**** Material to process

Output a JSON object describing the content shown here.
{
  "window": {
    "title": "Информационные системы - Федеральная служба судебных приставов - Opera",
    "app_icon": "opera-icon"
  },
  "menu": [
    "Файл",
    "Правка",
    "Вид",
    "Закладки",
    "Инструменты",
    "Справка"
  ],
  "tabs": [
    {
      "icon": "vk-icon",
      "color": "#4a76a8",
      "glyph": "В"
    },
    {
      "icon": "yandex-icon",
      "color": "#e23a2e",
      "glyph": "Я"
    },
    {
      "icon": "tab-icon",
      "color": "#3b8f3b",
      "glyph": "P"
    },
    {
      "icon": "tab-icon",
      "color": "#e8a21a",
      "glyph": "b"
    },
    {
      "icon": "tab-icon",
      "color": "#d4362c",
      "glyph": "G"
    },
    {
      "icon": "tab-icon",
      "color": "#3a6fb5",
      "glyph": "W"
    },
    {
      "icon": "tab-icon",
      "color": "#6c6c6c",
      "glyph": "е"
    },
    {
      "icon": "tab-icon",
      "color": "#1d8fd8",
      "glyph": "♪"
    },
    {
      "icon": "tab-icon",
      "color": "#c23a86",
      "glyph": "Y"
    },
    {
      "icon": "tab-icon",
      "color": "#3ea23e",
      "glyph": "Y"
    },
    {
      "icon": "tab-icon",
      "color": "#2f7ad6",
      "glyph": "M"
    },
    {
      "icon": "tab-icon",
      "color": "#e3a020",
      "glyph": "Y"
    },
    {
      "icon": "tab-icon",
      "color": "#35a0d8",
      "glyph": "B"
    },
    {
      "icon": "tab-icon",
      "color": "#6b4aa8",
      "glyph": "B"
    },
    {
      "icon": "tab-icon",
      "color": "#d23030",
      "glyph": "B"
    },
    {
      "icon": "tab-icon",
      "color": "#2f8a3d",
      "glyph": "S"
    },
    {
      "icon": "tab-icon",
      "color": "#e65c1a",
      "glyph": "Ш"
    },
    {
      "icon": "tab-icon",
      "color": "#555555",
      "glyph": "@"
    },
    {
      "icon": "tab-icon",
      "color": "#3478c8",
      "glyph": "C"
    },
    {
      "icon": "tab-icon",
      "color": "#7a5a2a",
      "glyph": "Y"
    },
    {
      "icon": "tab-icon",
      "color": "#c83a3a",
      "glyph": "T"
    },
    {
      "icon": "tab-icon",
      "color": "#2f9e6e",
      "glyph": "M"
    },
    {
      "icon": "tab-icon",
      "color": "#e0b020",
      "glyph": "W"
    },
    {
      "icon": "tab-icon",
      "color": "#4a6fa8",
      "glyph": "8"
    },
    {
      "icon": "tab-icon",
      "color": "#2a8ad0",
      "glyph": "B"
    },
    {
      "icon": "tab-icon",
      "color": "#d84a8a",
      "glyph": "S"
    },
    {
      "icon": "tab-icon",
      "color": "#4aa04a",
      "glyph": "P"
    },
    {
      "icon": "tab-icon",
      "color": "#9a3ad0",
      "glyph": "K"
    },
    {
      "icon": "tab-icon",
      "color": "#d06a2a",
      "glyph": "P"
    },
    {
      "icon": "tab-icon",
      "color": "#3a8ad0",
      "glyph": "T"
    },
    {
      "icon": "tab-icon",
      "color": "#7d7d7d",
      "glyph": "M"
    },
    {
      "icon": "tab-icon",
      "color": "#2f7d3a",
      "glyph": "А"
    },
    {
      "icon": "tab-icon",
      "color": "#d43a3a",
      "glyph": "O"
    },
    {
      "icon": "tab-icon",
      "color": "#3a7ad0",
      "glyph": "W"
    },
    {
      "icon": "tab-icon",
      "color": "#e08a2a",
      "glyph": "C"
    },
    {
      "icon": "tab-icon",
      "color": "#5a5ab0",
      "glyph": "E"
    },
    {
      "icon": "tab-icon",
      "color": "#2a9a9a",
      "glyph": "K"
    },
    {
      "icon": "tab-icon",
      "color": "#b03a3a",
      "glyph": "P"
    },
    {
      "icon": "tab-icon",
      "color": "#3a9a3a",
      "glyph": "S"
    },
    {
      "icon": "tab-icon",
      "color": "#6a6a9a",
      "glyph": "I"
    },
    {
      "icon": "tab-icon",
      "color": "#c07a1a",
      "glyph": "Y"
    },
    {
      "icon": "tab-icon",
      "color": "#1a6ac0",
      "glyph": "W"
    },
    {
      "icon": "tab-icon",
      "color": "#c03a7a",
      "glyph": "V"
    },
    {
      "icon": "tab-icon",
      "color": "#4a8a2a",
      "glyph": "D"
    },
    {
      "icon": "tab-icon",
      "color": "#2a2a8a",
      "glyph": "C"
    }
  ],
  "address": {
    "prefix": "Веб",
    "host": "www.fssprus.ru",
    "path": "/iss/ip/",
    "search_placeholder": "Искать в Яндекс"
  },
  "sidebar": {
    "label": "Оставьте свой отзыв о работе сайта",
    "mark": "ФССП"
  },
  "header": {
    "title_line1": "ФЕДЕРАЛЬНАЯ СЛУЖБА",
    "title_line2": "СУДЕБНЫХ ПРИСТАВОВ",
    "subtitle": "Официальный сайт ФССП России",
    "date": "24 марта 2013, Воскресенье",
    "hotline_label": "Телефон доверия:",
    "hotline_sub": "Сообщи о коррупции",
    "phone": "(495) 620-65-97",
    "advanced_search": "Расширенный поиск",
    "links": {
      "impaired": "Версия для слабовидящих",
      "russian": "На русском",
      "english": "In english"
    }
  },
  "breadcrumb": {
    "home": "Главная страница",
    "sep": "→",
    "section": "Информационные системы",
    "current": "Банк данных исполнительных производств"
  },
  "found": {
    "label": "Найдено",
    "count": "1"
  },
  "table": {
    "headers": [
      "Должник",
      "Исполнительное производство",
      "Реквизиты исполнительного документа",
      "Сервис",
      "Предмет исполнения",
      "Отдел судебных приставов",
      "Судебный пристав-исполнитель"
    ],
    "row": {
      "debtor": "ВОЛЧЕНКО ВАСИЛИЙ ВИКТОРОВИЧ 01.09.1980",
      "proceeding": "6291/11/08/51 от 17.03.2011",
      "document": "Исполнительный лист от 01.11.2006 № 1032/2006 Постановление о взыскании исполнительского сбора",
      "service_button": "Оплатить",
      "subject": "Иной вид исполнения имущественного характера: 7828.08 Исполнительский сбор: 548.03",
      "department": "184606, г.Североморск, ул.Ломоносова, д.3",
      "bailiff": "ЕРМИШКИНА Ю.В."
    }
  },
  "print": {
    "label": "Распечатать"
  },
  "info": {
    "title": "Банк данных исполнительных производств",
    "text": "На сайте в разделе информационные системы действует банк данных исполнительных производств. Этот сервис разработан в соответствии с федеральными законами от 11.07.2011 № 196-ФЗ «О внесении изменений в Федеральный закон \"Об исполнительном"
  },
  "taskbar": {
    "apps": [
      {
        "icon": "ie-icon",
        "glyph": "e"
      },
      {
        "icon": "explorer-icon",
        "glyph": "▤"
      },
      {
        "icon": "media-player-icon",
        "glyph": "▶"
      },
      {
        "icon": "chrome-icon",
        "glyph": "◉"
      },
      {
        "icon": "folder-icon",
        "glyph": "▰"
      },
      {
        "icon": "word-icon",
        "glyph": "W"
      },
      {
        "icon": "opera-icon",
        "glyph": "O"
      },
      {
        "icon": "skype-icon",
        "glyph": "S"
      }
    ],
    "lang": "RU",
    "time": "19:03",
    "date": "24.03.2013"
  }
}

********

* _Problem description_:
Return each line of the data that contains the string "ФССП".

* _Task output_:
    "mark": "ФССП"
    "subtitle": "Официальный сайт ФССП России",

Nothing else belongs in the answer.